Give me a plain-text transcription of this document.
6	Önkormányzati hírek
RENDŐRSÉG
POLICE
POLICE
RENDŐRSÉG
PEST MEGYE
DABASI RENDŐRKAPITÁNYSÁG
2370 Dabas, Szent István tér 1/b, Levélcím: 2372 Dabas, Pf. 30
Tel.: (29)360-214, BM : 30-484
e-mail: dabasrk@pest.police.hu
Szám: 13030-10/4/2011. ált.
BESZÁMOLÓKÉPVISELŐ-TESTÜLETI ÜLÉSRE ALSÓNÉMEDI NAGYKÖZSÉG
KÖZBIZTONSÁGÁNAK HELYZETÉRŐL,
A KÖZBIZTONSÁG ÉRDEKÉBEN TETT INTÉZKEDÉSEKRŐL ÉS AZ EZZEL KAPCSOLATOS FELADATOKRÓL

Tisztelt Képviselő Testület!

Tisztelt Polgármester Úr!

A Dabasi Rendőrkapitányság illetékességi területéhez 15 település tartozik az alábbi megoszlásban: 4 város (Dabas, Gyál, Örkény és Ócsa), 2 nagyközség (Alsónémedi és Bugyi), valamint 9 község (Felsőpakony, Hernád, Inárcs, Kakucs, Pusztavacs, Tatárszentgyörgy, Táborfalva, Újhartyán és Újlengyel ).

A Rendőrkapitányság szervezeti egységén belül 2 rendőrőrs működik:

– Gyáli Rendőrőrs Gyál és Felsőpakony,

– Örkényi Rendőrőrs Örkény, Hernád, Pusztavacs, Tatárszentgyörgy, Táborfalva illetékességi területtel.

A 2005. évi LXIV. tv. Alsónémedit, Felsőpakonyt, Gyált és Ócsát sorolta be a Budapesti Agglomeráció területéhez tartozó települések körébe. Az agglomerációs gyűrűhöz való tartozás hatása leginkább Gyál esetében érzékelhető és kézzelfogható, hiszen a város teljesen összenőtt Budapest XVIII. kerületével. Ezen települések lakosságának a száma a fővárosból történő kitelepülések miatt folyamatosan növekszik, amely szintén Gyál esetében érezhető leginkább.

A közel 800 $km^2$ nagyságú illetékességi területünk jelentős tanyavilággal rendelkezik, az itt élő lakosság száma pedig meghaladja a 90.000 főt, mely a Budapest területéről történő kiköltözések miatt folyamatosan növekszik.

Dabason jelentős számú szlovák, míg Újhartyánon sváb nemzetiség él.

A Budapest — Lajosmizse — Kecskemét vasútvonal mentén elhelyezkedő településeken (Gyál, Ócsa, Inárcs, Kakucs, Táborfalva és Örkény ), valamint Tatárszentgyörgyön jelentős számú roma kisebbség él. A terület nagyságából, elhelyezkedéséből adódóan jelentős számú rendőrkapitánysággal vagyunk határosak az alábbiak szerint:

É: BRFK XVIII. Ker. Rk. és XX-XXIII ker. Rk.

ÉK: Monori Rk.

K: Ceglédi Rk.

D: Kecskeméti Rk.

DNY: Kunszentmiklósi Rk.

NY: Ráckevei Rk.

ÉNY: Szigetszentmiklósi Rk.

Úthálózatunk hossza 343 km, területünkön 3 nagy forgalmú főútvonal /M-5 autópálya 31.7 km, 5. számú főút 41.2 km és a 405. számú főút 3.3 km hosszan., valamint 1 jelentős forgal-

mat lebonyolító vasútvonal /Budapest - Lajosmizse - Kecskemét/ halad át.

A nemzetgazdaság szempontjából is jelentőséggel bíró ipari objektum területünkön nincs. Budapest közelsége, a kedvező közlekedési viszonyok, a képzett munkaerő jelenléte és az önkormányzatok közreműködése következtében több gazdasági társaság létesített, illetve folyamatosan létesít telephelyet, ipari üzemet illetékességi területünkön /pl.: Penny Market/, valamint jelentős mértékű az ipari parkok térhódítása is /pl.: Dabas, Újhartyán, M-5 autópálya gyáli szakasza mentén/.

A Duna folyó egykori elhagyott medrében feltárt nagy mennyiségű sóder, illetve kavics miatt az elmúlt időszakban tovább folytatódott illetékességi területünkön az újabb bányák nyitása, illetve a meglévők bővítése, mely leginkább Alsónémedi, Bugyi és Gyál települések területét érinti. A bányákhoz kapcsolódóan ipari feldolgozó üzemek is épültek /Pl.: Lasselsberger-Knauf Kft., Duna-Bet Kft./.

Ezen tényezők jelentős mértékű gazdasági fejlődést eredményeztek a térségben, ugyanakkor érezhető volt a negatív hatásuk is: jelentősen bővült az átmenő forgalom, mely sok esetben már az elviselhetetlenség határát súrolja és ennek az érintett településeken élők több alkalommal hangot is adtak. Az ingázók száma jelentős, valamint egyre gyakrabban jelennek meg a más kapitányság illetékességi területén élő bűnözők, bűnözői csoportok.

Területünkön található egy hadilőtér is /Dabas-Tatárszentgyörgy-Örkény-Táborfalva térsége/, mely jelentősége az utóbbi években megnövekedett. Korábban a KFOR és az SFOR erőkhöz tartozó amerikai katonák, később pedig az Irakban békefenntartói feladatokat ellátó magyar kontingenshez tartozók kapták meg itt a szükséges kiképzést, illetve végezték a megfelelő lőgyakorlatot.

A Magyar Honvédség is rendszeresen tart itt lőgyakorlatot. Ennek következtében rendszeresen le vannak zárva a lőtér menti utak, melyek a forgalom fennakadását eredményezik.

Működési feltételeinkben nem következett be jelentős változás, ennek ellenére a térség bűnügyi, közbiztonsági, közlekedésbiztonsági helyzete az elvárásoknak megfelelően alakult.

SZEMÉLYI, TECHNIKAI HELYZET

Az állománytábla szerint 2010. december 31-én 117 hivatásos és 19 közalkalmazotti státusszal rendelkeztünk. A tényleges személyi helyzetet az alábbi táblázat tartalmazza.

────

WHAT IS BEING ASKED:
Transcribe the data above in full, exactly.

RESULT FOR THIS EXERCISE:
Give me a plain-text transcription of this document.
6	Önkormányzati hírek
RENDŐRSÉG
POLICE
POLICE
RENDŐRSÉG
PEST MEGYE
DABASI RENDŐRKAPITÁNYSÁG
2370 Dabas, Szent István tér 1/b, Levélcím: 2372 Dabas, Pf. 30
Tel.: (29)360-214, BM : 30-484
e-mail: dabasrk@pest.police.hu
Szám: 13030-10/4/2011. ált.
BESZÁMOLÓKÉPVISELŐ-TESTÜLETI ÜLÉSRE ALSÓNÉMEDI NAGYKÖZSÉG
KÖZBIZTONSÁGÁNAK HELYZETÉRŐL,
A KÖZBIZTONSÁG ÉRDEKÉBEN TETT INTÉZKEDÉSEKRŐL ÉS AZ EZZEL KAPCSOLATOS FELADATOKRÓL

Tisztelt Képviselő Testület!

Tisztelt Polgármester Úr!

A Dabasi Rendőrkapitányság illetékességi területéhez 15 település tartozik az alábbi megoszlásban: 4 város (Dabas, Gyál, Örkény és Ócsa), 2 nagyközség (Alsónémedi és Bugyi), valamint 9 község (Felsőpakony, Hernád, Inárcs, Kakucs, Pusztavacs, Tatárszentgyörgy, Táborfalva, Újhartyán és Újlengyel ).

A Rendőrkapitányság szervezeti egységén belül 2 rendőrőrs működik:

– Gyáli Rendőrőrs Gyál és Felsőpakony,

– Örkényi Rendőrőrs Örkény, Hernád, Pusztavacs, Tatárszentgyörgy, Táborfalva illetékességi területtel.

A 2005. évi LXIV. tv. Alsónémedit, Felsőpakonyt, Gyált és Ócsát sorolta be a Budapesti Agglomeráció területéhez tartozó települések körébe. Az agglomerációs gyűrűhöz való tartozás hatása leginkább Gyál esetében érzékelhető és kézzelfogható, hiszen a város teljesen összenőtt Budapest XVIII. kerületével. Ezen települések lakosságának a száma a fővárosból történő kitelepülések miatt folyamatosan növekszik, amely szintén Gyál esetében érezhető leginkább.

A közel 800 $km^2$ nagyságú illetékességi területünk jelentős tanyavilággal rendelkezik, az itt élő lakosság száma pedig meghaladja a 90.000 főt, mely a Budapest területéről történő kiköltözések miatt folyamatosan növekszik.

Dabason jelentős számú szlovák, míg Újhartyánon sváb nemzetiség él.

A Budapest — Lajosmizse — Kecskemét vasútvonal mentén elhelyezkedő településeken (Gyál, Ócsa, Inárcs, Kakucs, Táborfalva és Örkény ), valamint Tatárszentgyörgyön jelentős számú roma kisebbség él. A terület nagyságából, elhelyezkedéséből adódóan jelentős számú rendőrkapitánysággal vagyunk határosak az alábbiak szerint:

É: BRFK XVIII. Ker. Rk. és XX-XXIII ker. Rk.

ÉK: Monori Rk.

K: Ceglédi Rk.

D: Kecskeméti Rk.

DNY: Kunszentmiklósi Rk.

NY: Ráckevei Rk.

ÉNY: Szigetszentmiklósi Rk.

Úthálózatunk hossza 343 km, területünkön 3 nagy forgalmú főútvonal /M-5 autópálya 31.7 km, 5. számú főút 41.2 km és a 405. számú főút 3.3 km hosszan., valamint 1 jelentős forgal-

mat lebonyolító vasútvonal /Budapest - Lajosmizse - Kecskemét/ halad át.

A nemzetgazdaság szempontjából is jelentőséggel bíró ipari objektum területünkön nincs. Budapest közelsége, a kedvező közlekedési viszonyok, a képzett munkaerő jelenléte és az önkormányzatok közreműködése következtében több gazdasági társaság létesített, illetve folyamatosan létesít telephelyet, ipari üzemet illetékességi területünkön /pl.: Penny Market/, valamint jelentős mértékű az ipari parkok térhódítása is /pl.: Dabas, Újhartyán, M-5 autópálya gyáli szakasza mentén/.

A Duna folyó egykori elhagyott medrében feltárt nagy mennyiségű sóder, illetve kavics miatt az elmúlt időszakban tovább folytatódott illetékességi területünkön az újabb bányák nyitása, illetve a meglévők bővítése, mely leginkább Alsónémedi, Bugyi és Gyál települések területét érinti. A bányákhoz kapcsolódóan ipari feldolgozó üzemek is épültek /Pl.: Lasselsberger-Knauf Kft., Duna-Bet Kft./.

Ezen tényezők jelentős mértékű gazdasági fejlődést eredményeztek a térségben, ugyanakkor érezhető volt a negatív hatásuk is: jelentősen bővült az átmenő forgalom, mely sok esetben már az elviselhetetlenség határát súrolja és ennek az érintett településeken élők több alkalommal hangot is adtak. Az ingázók száma jelentős, valamint egyre gyakrabban jelennek meg a más kapitányság illetékességi területén élő bűnözők, bűnözői csoportok.

Területünkön található egy hadilőtér is /Dabas-Tatárszentgyörgy-Örkény-Táborfalva térsége/, mely jelentősége az utóbbi években megnövekedett. Korábban a KFOR és az SFOR erőkhöz tartozó amerikai katonák, később pedig az Irakban békefenntartói feladatokat ellátó magyar kontingenshez tartozók kapták meg itt a szükséges kiképzést, illetve végezték a megfelelő lőgyakorlatot.

A Magyar Honvédség is rendszeresen tart itt lőgyakorlatot. Ennek következtében rendszeresen le vannak zárva a lőtér menti utak, melyek a forgalom fennakadását eredményezik.

Működési feltételeinkben nem következett be jelentős változás, ennek ellenére a térség bűnügyi, közbiztonsági, közlekedésbiztonsági helyzete az elvárásoknak megfelelően alakult.

SZEMÉLYI, TECHNIKAI HELYZET

Az állománytábla szerint 2010. december 31-én 117 hivatásos és 19 közalkalmazotti státusszal rendelkeztünk. A tényleges személyi helyzetet az alábbi táblázat tartalmazza.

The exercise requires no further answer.